Reproduce the lines below, swapping "sparkle-decoration" for "decorative-sparkle" everywhere it appears and leaving everything else as is.

Start Provided information

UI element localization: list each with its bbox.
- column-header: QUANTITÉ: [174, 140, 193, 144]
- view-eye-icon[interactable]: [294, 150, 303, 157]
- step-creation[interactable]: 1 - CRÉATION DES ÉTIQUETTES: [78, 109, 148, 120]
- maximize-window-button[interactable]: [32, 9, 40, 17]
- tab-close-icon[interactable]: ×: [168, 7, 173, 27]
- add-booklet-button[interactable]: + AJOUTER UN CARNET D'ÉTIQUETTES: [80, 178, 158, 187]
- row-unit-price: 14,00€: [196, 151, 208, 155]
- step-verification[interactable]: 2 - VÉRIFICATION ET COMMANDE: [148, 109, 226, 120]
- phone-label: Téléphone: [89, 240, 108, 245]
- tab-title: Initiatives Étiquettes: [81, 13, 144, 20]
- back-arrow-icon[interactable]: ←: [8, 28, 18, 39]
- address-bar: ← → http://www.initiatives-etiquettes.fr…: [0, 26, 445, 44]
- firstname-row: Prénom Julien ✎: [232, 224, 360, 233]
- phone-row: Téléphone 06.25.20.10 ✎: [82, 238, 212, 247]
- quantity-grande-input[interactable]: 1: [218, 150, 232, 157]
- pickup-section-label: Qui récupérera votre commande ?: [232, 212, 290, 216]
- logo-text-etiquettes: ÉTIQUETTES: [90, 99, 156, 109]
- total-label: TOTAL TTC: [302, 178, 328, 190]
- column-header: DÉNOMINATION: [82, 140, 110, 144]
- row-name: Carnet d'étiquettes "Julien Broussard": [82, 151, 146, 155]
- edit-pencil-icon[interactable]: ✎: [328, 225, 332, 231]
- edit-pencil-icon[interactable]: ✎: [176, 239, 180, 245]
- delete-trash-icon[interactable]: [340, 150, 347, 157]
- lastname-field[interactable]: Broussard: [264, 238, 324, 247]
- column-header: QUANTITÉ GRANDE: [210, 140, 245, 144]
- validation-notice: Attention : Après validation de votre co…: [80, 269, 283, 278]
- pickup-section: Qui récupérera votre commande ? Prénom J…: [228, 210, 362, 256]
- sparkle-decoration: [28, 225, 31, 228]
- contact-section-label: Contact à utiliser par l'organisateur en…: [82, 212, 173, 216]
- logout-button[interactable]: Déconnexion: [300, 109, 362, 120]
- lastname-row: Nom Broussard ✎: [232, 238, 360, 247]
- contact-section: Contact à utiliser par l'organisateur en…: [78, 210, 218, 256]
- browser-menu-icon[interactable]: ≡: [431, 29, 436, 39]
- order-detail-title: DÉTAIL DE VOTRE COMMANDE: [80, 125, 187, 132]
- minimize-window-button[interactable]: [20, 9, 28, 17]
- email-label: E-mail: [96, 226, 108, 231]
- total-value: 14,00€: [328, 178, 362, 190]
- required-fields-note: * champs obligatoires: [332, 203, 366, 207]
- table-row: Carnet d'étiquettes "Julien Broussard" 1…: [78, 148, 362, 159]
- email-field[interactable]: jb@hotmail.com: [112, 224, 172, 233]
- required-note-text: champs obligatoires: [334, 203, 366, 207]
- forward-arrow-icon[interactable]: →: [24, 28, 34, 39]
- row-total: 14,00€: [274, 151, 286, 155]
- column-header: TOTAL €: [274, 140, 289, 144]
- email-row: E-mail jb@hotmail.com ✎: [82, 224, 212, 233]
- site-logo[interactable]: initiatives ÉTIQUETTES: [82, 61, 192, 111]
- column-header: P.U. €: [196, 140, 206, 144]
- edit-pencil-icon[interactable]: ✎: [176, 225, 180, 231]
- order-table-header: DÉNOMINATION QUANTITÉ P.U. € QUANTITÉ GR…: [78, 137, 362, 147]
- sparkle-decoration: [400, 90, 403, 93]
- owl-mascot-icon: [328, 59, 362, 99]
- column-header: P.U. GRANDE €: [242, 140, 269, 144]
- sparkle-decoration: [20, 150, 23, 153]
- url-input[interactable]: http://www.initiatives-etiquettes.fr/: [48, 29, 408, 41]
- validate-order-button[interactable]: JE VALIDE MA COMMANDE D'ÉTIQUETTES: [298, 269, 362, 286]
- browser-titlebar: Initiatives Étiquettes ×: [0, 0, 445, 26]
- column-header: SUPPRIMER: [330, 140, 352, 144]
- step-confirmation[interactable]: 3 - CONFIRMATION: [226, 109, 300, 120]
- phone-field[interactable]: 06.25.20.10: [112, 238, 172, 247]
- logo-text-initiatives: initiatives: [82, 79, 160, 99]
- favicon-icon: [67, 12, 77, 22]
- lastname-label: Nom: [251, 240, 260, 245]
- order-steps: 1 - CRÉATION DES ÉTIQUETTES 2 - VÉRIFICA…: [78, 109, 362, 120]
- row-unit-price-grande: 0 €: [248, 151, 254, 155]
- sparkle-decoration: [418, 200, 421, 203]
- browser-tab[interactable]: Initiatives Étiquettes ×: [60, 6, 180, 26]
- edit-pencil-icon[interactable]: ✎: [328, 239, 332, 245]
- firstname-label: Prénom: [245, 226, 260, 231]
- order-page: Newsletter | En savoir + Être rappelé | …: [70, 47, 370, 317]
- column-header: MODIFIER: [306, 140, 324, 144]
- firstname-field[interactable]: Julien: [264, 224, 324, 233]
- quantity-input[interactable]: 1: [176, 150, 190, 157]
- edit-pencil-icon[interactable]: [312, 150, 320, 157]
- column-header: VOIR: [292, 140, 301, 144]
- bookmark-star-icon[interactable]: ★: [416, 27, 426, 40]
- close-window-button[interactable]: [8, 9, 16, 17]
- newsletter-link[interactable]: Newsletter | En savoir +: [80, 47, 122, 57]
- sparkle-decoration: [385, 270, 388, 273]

End Provided information

*Correct result:*
UI element localization: list each with its bbox.
- column-header: QUANTITÉ: [174, 140, 193, 144]
- view-eye-icon[interactable]: [294, 150, 303, 157]
- step-creation[interactable]: 1 - CRÉATION DES ÉTIQUETTES: [78, 109, 148, 120]
- maximize-window-button[interactable]: [32, 9, 40, 17]
- tab-close-icon[interactable]: ×: [168, 7, 173, 27]
- add-booklet-button[interactable]: + AJOUTER UN CARNET D'ÉTIQUETTES: [80, 178, 158, 187]
- row-unit-price: 14,00€: [196, 151, 208, 155]
- step-verification[interactable]: 2 - VÉRIFICATION ET COMMANDE: [148, 109, 226, 120]
- phone-label: Téléphone: [89, 240, 108, 245]
- tab-title: Initiatives Étiquettes: [81, 13, 144, 20]
- back-arrow-icon[interactable]: ←: [8, 28, 18, 39]
- address-bar: ← → http://www.initiatives-etiquettes.fr…: [0, 26, 445, 44]
- firstname-row: Prénom Julien ✎: [232, 224, 360, 233]
- phone-row: Téléphone 06.25.20.10 ✎: [82, 238, 212, 247]
- quantity-grande-input[interactable]: 1: [218, 150, 232, 157]
- pickup-section-label: Qui récupérera votre commande ?: [232, 212, 290, 216]
- logo-text-etiquettes: ÉTIQUETTES: [90, 99, 156, 109]
- total-label: TOTAL TTC: [302, 178, 328, 190]
- column-header: DÉNOMINATION: [82, 140, 110, 144]
- row-name: Carnet d'étiquettes "Julien Broussard": [82, 151, 146, 155]
- edit-pencil-icon[interactable]: ✎: [328, 225, 332, 231]
- edit-pencil-icon[interactable]: ✎: [176, 239, 180, 245]
- delete-trash-icon[interactable]: [340, 150, 347, 157]
- lastname-field[interactable]: Broussard: [264, 238, 324, 247]
- column-header: QUANTITÉ GRANDE: [210, 140, 245, 144]
- validation-notice: Attention : Après validation de votre co…: [80, 269, 283, 278]
- pickup-section: Qui récupérera votre commande ? Prénom J…: [228, 210, 362, 256]
- decorative-sparkle: [28, 225, 31, 228]
- contact-section-label: Contact à utiliser par l'organisateur en…: [82, 212, 173, 216]
- logout-button[interactable]: Déconnexion: [300, 109, 362, 120]
- lastname-row: Nom Broussard ✎: [232, 238, 360, 247]
- contact-section: Contact à utiliser par l'organisateur en…: [78, 210, 218, 256]
- browser-menu-icon[interactable]: ≡: [431, 29, 436, 39]
- order-detail-title: DÉTAIL DE VOTRE COMMANDE: [80, 125, 187, 132]
- minimize-window-button[interactable]: [20, 9, 28, 17]
- email-label: E-mail: [96, 226, 108, 231]
- total-value: 14,00€: [328, 178, 362, 190]
- required-fields-note: * champs obligatoires: [332, 203, 366, 207]
- table-row: Carnet d'étiquettes "Julien Broussard" 1…: [78, 148, 362, 159]
- email-field[interactable]: jb@hotmail.com: [112, 224, 172, 233]
- required-note-text: champs obligatoires: [334, 203, 366, 207]
- forward-arrow-icon[interactable]: →: [24, 28, 34, 39]
- row-total: 14,00€: [274, 151, 286, 155]
- column-header: TOTAL €: [274, 140, 289, 144]
- email-row: E-mail jb@hotmail.com ✎: [82, 224, 212, 233]
- site-logo[interactable]: initiatives ÉTIQUETTES: [82, 61, 192, 111]
- column-header: P.U. €: [196, 140, 206, 144]
- edit-pencil-icon[interactable]: ✎: [176, 225, 180, 231]
- order-table-header: DÉNOMINATION QUANTITÉ P.U. € QUANTITÉ GR…: [78, 137, 362, 147]
- decorative-sparkle: [400, 90, 403, 93]
- owl-mascot-icon: [328, 59, 362, 99]
- column-header: P.U. GRANDE €: [242, 140, 269, 144]
- decorative-sparkle: [20, 150, 23, 153]
- url-input[interactable]: http://www.initiatives-etiquettes.fr/: [48, 29, 408, 41]
- validate-order-button[interactable]: JE VALIDE MA COMMANDE D'ÉTIQUETTES: [298, 269, 362, 286]
- browser-titlebar: Initiatives Étiquettes ×: [0, 0, 445, 26]
- column-header: SUPPRIMER: [330, 140, 352, 144]
- step-confirmation[interactable]: 3 - CONFIRMATION: [226, 109, 300, 120]
- phone-field[interactable]: 06.25.20.10: [112, 238, 172, 247]
- logo-text-initiatives: initiatives: [82, 79, 160, 99]
- favicon-icon: [67, 12, 77, 22]
- lastname-label: Nom: [251, 240, 260, 245]
- order-steps: 1 - CRÉATION DES ÉTIQUETTES 2 - VÉRIFICA…: [78, 109, 362, 120]
- row-unit-price-grande: 0 €: [248, 151, 254, 155]
- decorative-sparkle: [418, 200, 421, 203]
- browser-tab[interactable]: Initiatives Étiquettes ×: [60, 6, 180, 26]
- edit-pencil-icon[interactable]: ✎: [328, 239, 332, 245]
- firstname-label: Prénom: [245, 226, 260, 231]
- order-page: Newsletter | En savoir + Être rappelé | …: [70, 47, 370, 317]
- column-header: MODIFIER: [306, 140, 324, 144]
- firstname-field[interactable]: Julien: [264, 224, 324, 233]
- quantity-input[interactable]: 1: [176, 150, 190, 157]
- edit-pencil-icon[interactable]: [312, 150, 320, 157]
- column-header: VOIR: [292, 140, 301, 144]
- bookmark-star-icon[interactable]: ★: [416, 27, 426, 40]
- close-window-button[interactable]: [8, 9, 16, 17]
- newsletter-link[interactable]: Newsletter | En savoir +: [80, 47, 122, 57]
- decorative-sparkle: [385, 270, 388, 273]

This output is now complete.